— THE TASK —
Spot each line in the records below where the word "Количество" occurs, then copy it.

— DATA SUPPLIED —
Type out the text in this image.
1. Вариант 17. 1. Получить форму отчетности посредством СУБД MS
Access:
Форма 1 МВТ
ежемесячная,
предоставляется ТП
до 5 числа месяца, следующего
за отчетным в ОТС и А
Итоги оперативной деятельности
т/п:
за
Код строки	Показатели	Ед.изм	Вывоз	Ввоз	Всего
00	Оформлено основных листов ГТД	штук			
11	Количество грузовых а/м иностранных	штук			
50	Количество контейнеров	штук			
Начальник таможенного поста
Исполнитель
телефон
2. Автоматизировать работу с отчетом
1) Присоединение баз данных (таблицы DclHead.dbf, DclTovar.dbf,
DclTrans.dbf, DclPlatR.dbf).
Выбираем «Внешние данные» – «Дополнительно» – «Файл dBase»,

— TASK ANSWER —
11	Количество грузовых а/м иностранных	штук			
50	Количество контейнеров	штук			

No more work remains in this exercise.